- _Exercise description_
Scan the data below and pick out the lines containing the word "select".

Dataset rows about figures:

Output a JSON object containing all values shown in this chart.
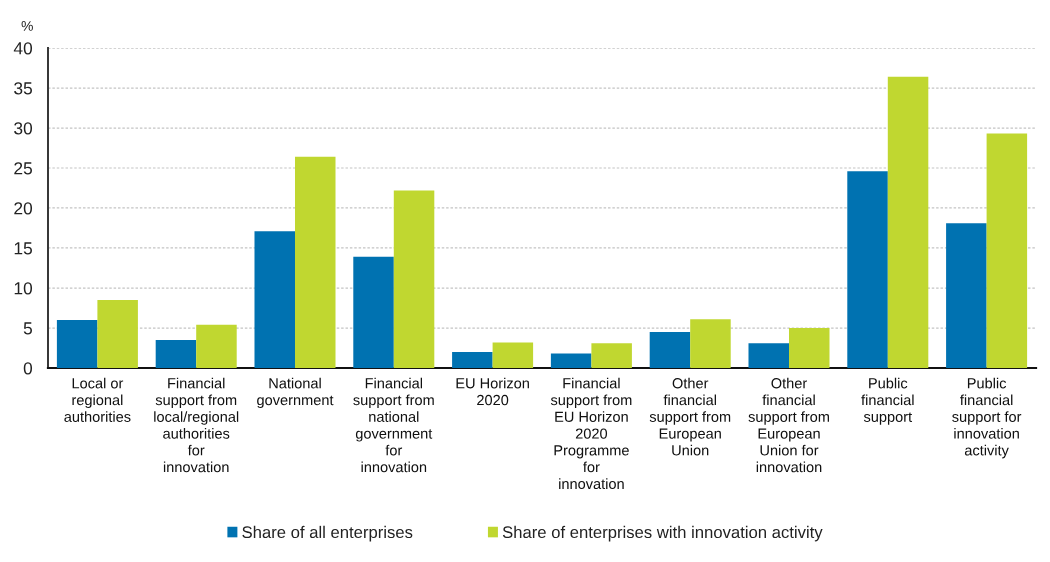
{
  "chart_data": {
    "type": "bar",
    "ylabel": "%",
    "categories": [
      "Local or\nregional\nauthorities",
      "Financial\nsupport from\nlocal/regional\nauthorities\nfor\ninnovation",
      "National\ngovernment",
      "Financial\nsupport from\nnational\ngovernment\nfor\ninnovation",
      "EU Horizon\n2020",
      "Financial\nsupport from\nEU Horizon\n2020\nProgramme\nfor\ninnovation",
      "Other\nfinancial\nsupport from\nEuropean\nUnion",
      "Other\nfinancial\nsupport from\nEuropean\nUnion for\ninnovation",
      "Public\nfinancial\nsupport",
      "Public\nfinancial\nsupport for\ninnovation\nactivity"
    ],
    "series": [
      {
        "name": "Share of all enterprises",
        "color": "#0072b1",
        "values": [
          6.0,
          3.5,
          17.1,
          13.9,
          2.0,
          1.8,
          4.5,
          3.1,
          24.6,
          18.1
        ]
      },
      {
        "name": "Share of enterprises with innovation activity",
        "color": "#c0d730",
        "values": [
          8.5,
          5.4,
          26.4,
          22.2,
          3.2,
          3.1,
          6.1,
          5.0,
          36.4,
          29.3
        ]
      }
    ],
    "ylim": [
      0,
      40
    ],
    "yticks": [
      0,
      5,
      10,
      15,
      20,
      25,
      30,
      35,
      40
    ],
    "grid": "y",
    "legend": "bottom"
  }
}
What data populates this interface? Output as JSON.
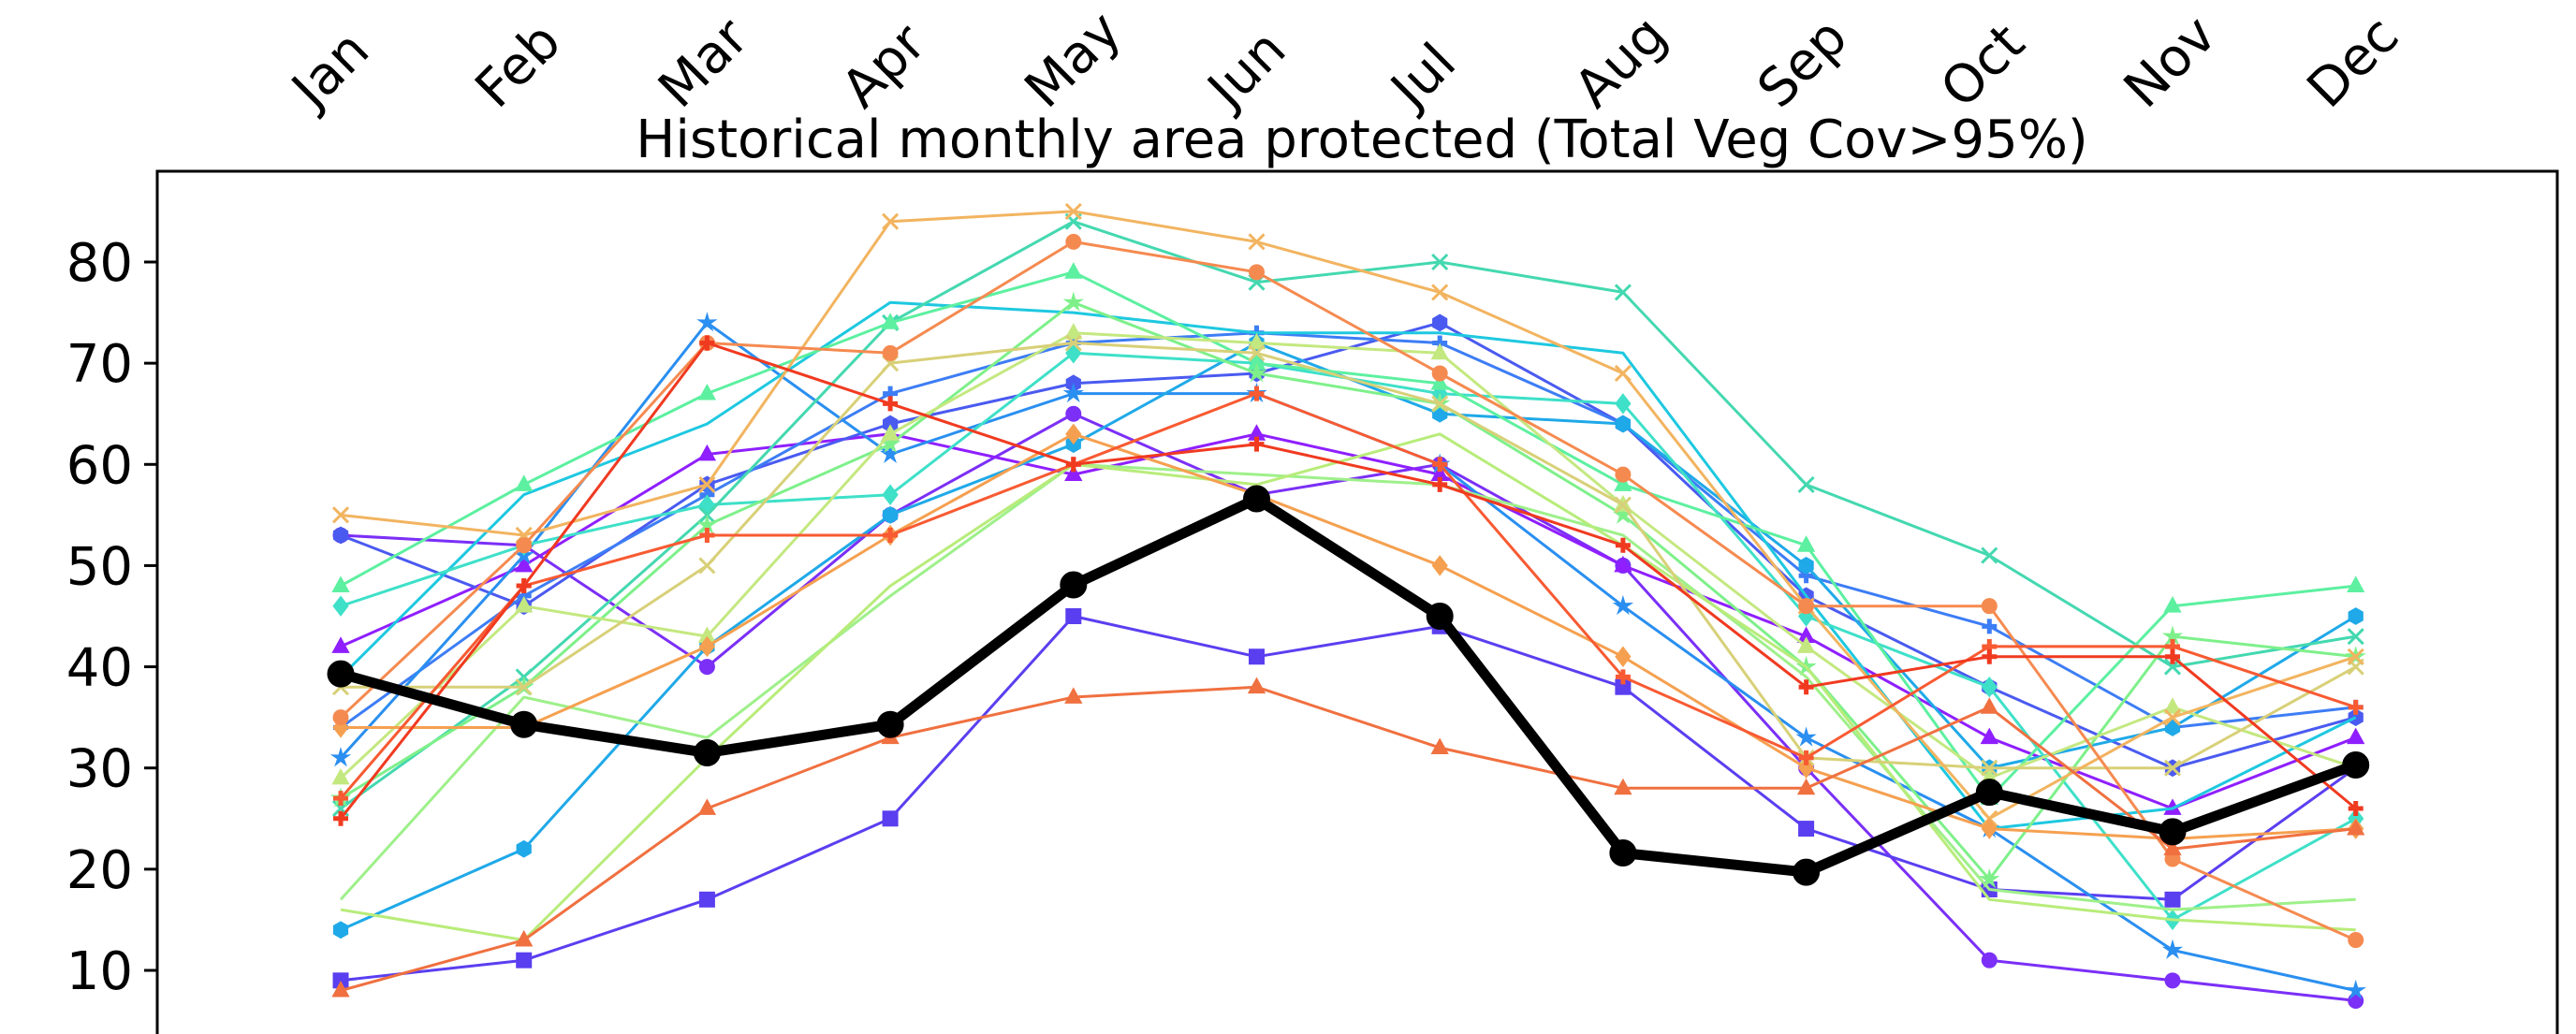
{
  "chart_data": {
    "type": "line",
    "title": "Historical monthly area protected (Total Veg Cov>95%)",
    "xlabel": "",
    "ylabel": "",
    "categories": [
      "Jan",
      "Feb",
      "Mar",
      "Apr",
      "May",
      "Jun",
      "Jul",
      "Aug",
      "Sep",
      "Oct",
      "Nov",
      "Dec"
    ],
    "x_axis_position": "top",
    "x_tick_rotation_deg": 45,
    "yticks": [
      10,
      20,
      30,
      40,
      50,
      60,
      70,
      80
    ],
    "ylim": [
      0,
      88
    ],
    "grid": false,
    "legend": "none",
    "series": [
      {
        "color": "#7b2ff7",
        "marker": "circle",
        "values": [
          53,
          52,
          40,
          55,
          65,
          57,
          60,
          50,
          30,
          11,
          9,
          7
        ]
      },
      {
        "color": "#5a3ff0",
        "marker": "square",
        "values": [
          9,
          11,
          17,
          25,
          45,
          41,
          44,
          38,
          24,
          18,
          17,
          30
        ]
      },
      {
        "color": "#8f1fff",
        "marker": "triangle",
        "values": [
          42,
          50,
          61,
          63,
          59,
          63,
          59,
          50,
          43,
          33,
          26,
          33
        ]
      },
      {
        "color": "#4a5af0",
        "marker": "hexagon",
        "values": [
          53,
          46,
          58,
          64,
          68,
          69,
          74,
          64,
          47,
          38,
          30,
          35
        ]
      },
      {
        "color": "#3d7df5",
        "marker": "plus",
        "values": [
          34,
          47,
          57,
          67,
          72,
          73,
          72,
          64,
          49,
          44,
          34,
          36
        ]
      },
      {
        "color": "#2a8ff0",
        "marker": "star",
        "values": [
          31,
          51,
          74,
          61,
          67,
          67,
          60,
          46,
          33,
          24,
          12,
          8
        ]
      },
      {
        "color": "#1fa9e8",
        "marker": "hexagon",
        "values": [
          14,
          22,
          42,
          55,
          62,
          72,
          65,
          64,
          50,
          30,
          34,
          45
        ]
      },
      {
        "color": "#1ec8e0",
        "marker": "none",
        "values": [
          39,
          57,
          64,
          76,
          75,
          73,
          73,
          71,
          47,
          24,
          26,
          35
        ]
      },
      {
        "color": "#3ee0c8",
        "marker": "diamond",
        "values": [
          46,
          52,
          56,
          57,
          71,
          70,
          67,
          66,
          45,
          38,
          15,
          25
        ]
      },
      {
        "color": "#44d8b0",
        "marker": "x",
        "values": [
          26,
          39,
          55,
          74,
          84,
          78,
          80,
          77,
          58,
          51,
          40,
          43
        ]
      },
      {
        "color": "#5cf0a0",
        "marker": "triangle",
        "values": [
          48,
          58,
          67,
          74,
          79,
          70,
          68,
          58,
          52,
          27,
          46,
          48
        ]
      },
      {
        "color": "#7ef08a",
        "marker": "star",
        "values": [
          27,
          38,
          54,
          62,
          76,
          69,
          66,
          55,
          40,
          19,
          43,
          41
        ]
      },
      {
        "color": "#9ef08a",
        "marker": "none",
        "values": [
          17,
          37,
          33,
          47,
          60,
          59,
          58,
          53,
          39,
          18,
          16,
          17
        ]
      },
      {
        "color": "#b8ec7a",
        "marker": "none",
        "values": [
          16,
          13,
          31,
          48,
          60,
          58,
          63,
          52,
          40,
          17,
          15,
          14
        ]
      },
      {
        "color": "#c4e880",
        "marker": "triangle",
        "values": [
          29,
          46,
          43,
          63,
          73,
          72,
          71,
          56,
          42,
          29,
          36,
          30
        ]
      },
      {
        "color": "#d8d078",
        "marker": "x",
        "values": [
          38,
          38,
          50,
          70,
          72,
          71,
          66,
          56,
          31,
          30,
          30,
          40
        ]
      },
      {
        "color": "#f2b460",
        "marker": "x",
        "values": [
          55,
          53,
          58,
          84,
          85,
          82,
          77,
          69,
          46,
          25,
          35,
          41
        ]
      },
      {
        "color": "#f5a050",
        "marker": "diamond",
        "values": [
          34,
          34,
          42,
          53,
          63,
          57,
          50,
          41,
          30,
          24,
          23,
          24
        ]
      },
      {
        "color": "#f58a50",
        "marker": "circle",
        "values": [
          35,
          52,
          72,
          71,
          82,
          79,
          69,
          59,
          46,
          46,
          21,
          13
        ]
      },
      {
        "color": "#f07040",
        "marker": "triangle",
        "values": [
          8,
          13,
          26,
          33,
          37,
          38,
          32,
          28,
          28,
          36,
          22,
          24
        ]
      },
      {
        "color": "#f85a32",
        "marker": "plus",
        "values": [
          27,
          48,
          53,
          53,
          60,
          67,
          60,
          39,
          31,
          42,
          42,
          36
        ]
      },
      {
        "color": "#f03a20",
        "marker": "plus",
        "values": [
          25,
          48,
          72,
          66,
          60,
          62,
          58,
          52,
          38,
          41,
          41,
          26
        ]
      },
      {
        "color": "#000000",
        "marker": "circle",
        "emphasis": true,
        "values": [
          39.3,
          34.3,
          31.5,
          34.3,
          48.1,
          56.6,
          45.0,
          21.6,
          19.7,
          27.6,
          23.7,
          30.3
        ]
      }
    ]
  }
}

---

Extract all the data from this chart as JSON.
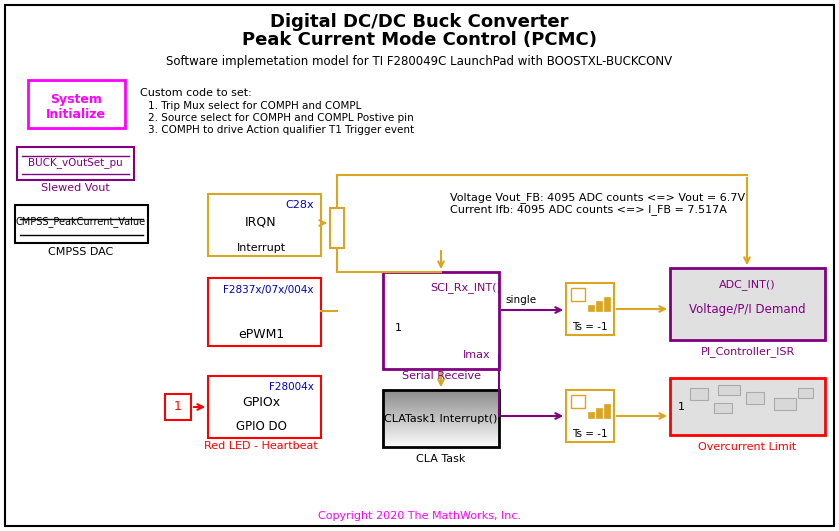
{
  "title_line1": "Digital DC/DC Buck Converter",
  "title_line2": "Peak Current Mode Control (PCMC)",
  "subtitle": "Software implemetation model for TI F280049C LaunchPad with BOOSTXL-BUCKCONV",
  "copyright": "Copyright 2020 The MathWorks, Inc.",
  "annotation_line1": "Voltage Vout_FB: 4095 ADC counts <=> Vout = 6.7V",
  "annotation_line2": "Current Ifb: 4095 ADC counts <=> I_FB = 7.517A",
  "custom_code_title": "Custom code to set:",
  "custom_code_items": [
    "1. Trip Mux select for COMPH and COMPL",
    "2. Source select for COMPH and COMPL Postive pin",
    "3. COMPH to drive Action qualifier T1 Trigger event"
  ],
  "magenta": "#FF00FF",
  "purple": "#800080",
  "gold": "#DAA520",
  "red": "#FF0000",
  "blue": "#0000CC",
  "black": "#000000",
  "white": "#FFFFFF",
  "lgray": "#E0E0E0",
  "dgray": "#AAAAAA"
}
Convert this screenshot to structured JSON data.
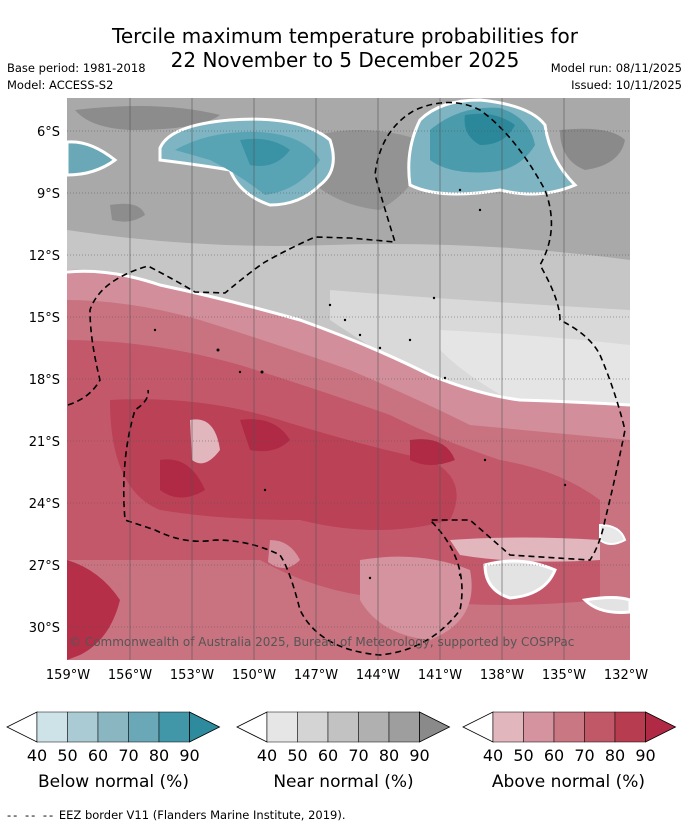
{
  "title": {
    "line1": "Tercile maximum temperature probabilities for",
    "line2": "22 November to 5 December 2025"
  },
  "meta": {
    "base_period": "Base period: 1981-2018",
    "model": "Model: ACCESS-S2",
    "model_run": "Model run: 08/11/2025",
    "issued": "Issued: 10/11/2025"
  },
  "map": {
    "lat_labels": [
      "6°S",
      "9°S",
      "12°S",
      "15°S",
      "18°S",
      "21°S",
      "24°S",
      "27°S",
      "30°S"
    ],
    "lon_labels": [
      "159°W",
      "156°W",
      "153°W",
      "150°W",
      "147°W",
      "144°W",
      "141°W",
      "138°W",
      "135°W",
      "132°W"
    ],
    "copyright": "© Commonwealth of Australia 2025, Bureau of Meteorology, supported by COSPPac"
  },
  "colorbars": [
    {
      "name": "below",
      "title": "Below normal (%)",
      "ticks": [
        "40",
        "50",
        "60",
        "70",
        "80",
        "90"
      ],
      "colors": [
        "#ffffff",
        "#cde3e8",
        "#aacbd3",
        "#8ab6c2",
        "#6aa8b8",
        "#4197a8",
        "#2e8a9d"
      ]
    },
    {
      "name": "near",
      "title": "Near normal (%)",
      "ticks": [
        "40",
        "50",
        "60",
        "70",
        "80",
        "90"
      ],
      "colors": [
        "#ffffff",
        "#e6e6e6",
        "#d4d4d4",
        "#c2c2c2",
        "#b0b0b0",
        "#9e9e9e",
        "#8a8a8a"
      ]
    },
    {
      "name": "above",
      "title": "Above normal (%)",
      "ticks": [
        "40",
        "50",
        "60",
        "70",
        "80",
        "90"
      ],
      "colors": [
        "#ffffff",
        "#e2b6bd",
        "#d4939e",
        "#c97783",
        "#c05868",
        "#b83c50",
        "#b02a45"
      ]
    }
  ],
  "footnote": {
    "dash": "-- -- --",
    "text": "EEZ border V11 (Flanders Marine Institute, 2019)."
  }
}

- _Task answer_
    "1. Trip Mux select for COMPH and COMPL",
    "2. Source select for COMPH and COMPL Postive pin",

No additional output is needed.